> _Material for the task_:
★ ★ ★ ★
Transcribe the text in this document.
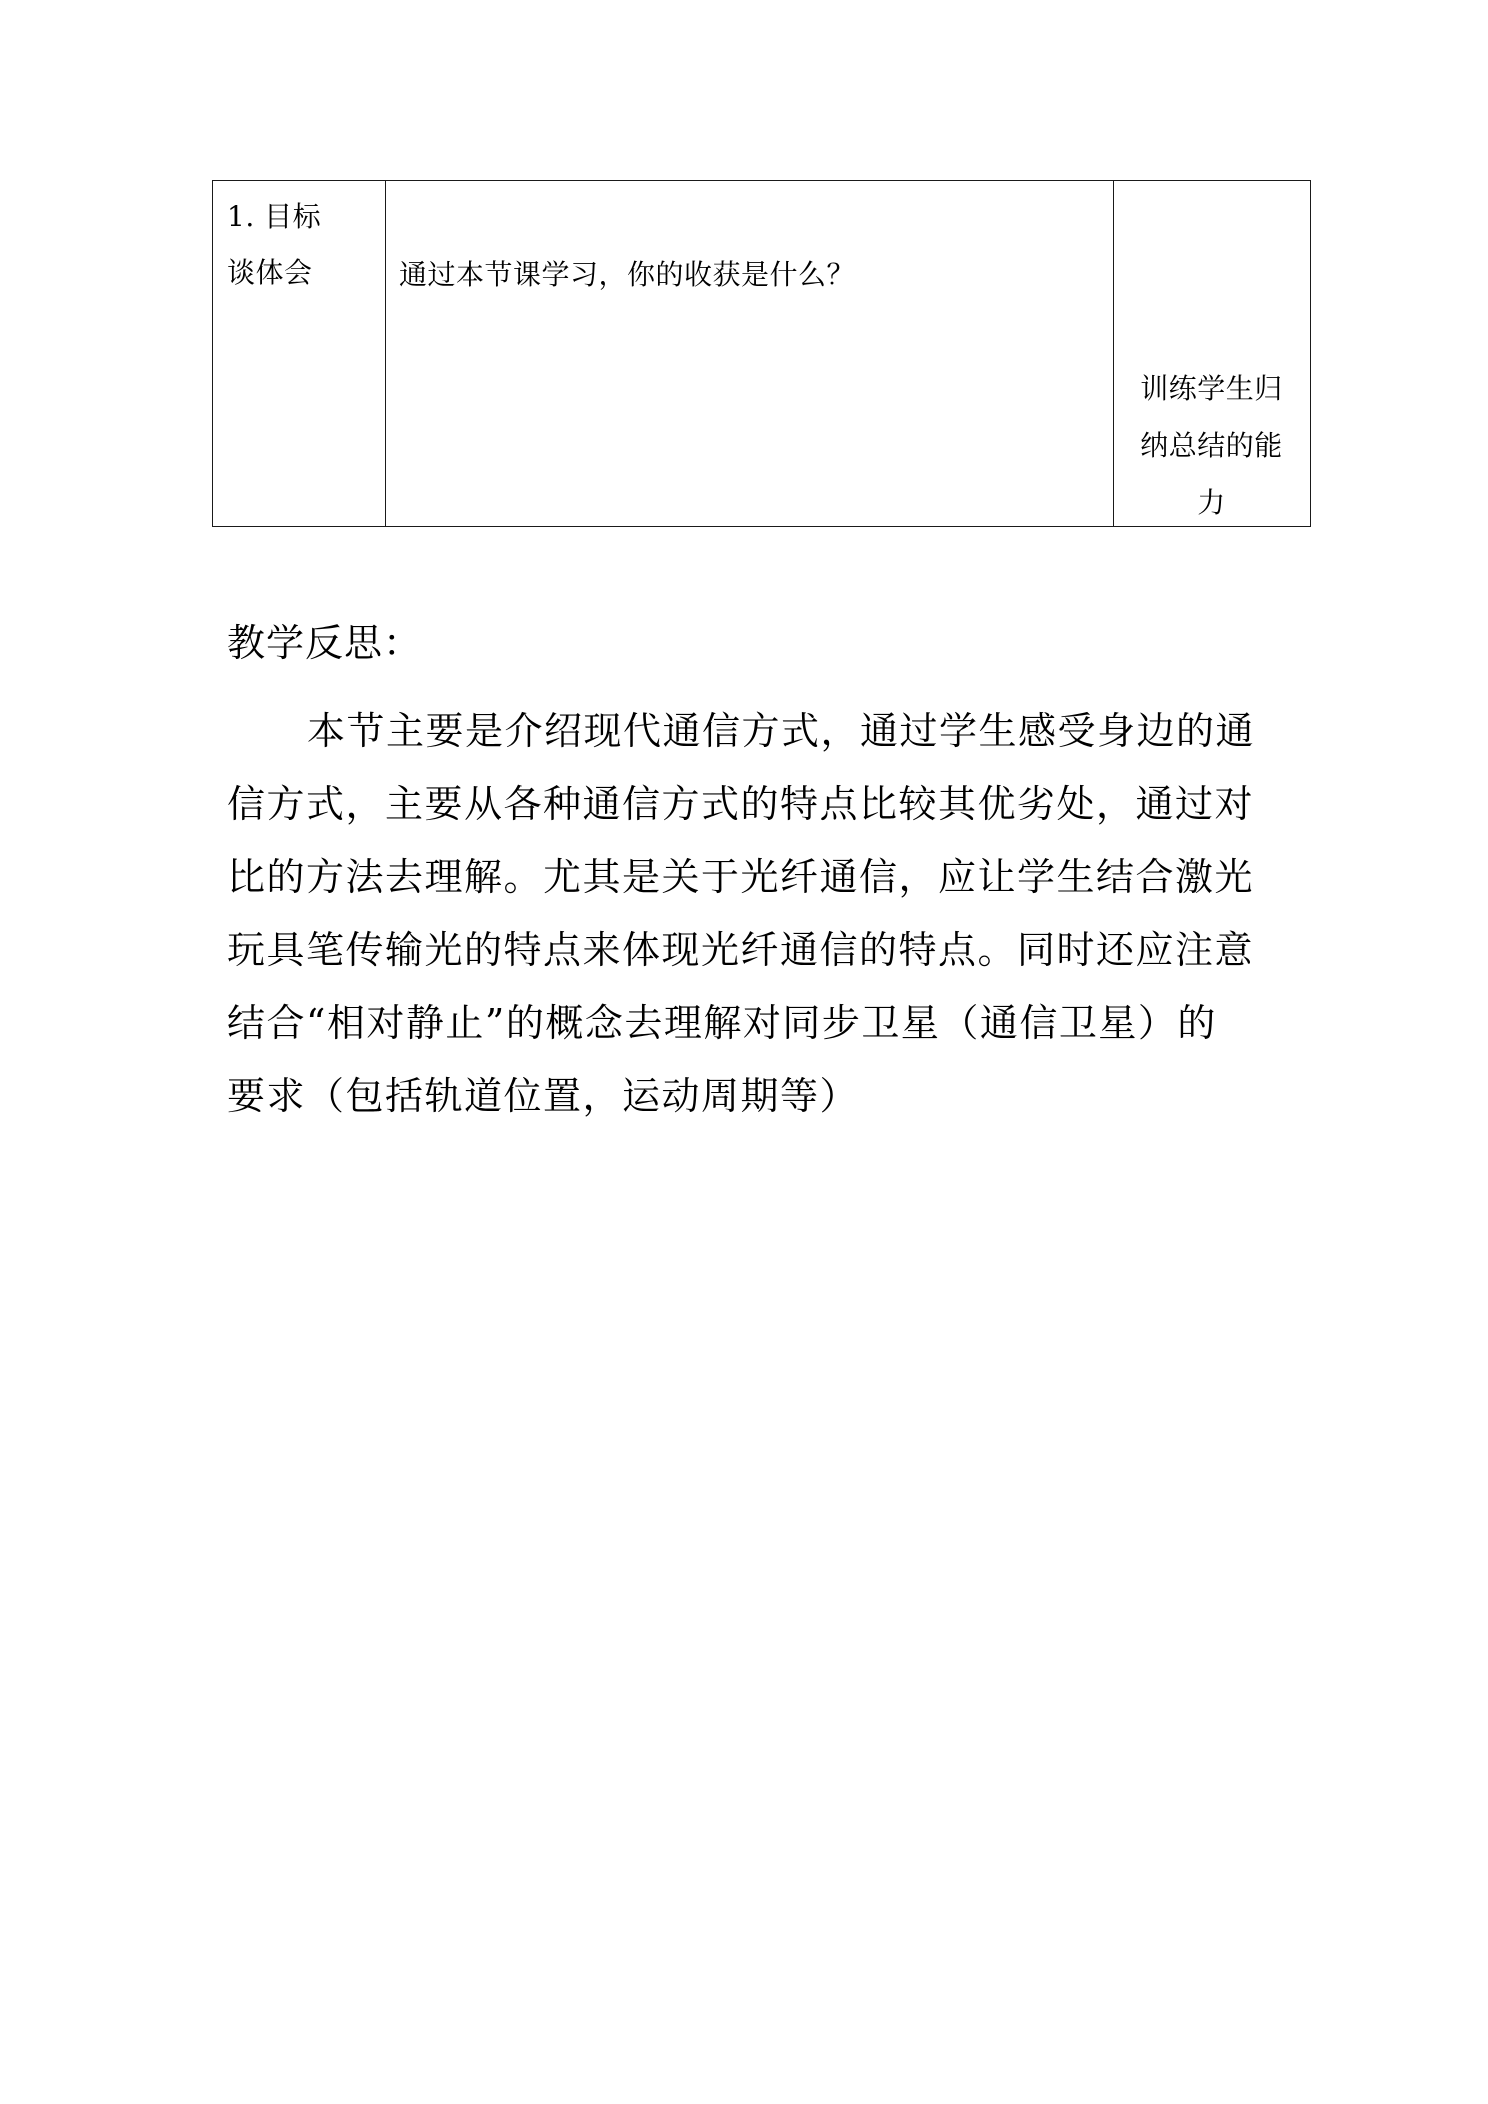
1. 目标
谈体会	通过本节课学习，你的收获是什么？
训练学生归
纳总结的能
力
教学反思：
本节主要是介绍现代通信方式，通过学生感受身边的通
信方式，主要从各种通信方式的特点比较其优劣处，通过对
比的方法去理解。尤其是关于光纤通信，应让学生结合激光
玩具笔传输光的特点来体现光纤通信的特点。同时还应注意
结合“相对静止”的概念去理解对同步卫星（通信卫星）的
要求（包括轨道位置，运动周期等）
★ ★ ★ ★
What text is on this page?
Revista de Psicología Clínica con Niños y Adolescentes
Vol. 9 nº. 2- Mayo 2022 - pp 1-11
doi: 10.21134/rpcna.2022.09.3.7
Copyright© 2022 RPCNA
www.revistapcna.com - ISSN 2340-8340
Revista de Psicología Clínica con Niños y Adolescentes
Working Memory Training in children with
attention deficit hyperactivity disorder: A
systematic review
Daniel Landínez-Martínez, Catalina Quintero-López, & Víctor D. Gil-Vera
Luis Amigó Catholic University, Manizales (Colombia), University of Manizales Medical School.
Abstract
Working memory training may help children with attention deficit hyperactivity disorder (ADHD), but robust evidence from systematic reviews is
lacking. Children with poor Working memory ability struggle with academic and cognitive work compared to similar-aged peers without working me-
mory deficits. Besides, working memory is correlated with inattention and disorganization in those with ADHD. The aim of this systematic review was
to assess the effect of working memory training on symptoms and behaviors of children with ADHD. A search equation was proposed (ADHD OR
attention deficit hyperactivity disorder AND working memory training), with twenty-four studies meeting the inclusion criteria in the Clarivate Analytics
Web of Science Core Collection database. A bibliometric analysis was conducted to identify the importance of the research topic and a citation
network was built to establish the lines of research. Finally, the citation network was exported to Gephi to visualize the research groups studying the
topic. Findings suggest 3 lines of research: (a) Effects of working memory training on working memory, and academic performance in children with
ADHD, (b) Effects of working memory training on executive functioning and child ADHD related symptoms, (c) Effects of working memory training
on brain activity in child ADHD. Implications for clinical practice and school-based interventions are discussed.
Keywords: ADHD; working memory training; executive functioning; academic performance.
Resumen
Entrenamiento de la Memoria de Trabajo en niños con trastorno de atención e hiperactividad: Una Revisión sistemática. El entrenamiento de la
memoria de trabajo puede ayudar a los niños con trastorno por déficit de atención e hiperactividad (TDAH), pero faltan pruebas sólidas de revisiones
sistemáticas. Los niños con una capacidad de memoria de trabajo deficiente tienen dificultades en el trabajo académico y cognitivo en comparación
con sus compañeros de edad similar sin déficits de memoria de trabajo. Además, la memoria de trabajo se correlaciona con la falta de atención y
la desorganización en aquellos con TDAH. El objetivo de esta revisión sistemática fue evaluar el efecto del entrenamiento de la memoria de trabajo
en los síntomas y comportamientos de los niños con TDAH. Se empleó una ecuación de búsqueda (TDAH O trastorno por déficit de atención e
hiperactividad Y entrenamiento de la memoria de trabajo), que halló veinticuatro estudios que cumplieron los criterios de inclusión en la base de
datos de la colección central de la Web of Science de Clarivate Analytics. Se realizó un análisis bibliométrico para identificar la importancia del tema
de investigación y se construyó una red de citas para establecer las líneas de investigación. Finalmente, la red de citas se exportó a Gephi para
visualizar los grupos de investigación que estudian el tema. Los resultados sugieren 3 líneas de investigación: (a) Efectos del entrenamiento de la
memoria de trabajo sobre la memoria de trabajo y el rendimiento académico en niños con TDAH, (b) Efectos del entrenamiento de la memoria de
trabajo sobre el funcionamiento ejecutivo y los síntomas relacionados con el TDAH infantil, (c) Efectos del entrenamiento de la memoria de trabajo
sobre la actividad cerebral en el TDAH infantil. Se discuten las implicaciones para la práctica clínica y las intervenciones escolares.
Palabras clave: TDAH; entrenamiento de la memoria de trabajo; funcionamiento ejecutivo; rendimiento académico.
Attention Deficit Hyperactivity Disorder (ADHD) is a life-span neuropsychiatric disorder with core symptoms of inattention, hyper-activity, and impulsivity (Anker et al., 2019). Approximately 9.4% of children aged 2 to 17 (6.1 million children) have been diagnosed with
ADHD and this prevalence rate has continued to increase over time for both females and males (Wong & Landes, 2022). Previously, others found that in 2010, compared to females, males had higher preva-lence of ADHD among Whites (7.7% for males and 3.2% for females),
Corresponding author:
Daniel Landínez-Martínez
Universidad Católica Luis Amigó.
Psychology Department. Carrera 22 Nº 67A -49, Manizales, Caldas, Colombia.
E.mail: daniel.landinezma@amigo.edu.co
★ ★ ★ ★
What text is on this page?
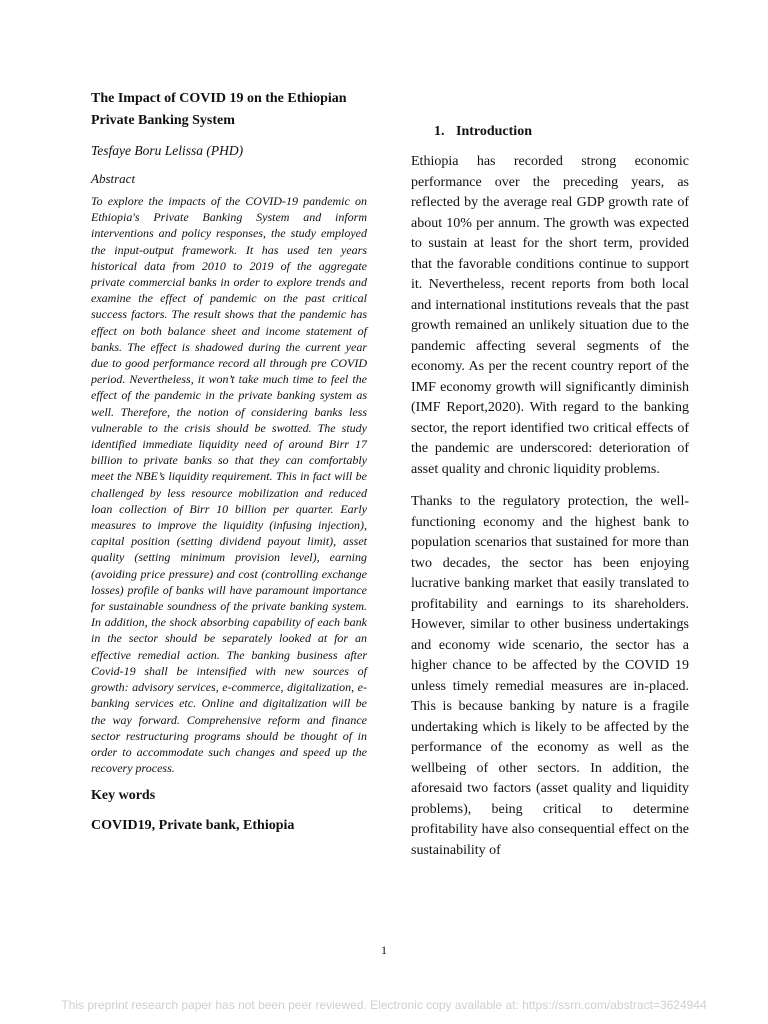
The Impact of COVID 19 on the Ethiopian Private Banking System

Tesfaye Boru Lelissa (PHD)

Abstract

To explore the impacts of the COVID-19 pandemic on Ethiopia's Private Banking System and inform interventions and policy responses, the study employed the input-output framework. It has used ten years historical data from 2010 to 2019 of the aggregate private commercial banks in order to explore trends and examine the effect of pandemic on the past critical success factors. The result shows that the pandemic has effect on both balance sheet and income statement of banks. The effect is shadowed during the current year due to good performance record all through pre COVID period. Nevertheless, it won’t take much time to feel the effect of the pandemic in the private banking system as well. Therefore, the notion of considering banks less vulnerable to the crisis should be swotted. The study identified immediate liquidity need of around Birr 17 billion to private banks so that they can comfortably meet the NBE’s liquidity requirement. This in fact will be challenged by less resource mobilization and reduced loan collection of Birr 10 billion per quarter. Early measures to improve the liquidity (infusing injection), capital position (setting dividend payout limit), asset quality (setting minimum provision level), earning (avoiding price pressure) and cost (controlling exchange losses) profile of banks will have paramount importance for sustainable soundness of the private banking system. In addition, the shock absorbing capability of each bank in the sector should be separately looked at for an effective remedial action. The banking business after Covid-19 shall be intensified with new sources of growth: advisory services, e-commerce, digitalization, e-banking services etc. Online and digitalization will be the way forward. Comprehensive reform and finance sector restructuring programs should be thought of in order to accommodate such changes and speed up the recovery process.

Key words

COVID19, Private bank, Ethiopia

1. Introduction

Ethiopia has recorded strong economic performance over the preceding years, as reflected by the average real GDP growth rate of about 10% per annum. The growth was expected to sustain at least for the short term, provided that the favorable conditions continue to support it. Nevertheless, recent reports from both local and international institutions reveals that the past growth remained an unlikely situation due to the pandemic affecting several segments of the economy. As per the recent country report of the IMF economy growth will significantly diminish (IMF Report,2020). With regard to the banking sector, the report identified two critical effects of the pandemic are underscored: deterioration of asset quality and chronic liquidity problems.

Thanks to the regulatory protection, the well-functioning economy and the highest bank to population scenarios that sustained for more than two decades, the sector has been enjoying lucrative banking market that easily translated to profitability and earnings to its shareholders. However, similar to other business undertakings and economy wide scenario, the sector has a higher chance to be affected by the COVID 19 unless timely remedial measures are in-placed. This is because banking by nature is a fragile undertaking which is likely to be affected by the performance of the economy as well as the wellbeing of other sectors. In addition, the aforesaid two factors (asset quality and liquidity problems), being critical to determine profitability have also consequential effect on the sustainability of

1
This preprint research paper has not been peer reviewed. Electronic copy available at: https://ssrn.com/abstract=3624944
★ ★ ★ ★
Locate the word "topic" in the entries, and copy every line where it is found.

> _Worked answer_:
Web of Science Core Collection database. A bibliometric analysis was conducted to identify the importance of the research topic and a citation
topic. Findings suggest 3 lines of research: (a) Effects of working memory training on working memory, and academic performance in children with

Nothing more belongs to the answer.